## Task instructions
Records follow. Copy every line with "چرمين".

## Data shown
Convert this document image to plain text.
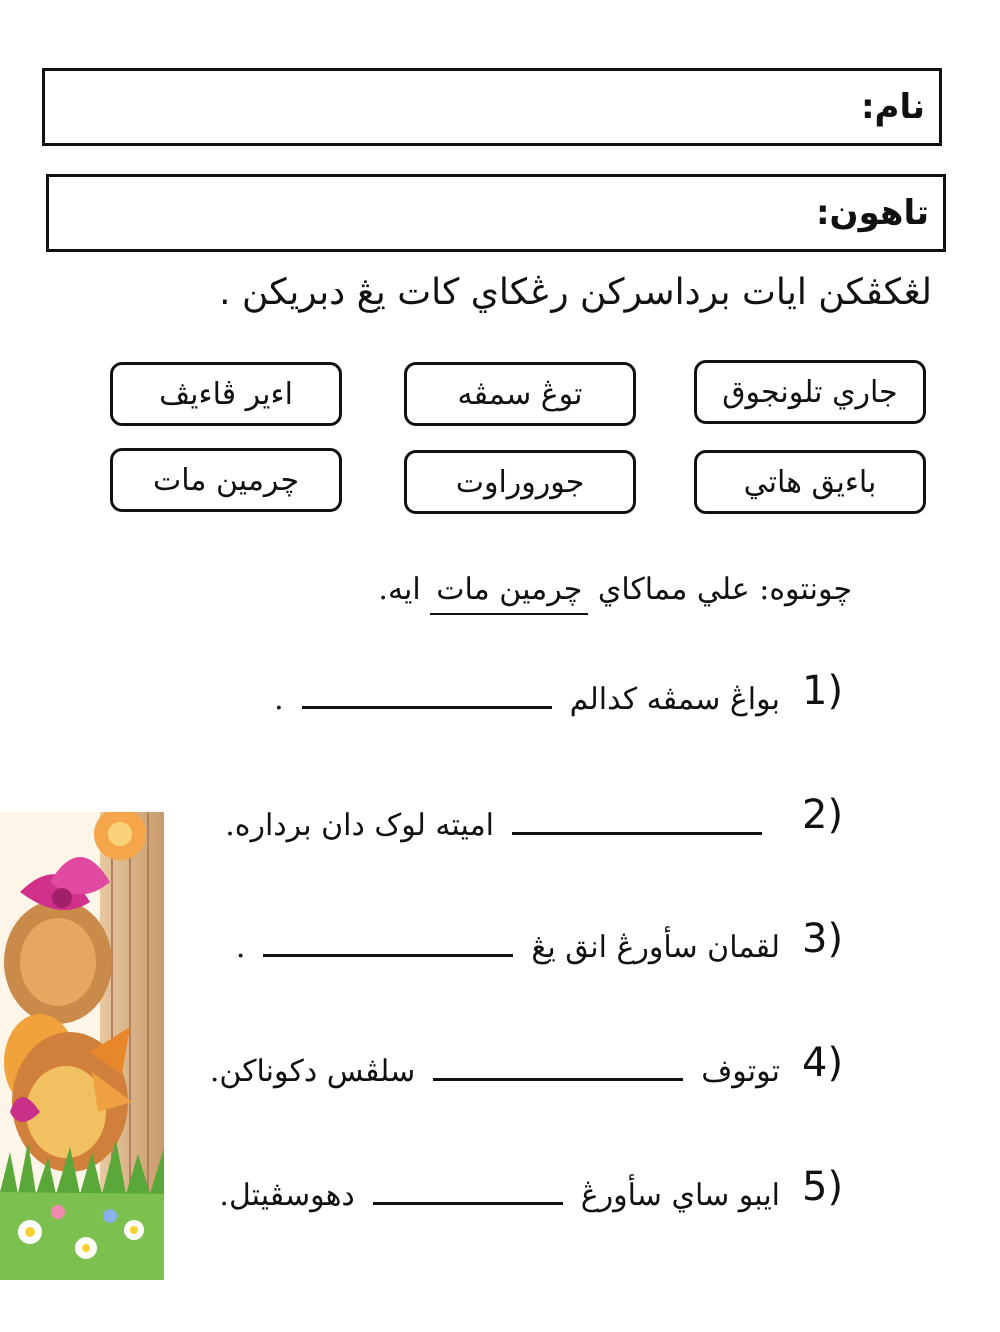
نام:
تاهون:
لڠكڤكن ايات برداسركن رڠكاي كات يڠ دبريكن .
جاري تلونجوق
توڠ سمڤه
اءير ڤاءيڤ
باءيق هاتي
جوروراوت
چرمين مات
چونتوه: علي مماكاي چرمين مات ايه.
1)
بواڠ سمڤه كدالم
.
2)
اميته لوک دان برداره.
3)
لقمان سأورڠ انق يڠ
.
4)
توتوف
سلڤس دكوناكن.
5)
ايبو ساي سأورڠ
دهوسڤيتل.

## Correct response
چرمين مات
چونتوه: علي مماكاي چرمين مات ايه.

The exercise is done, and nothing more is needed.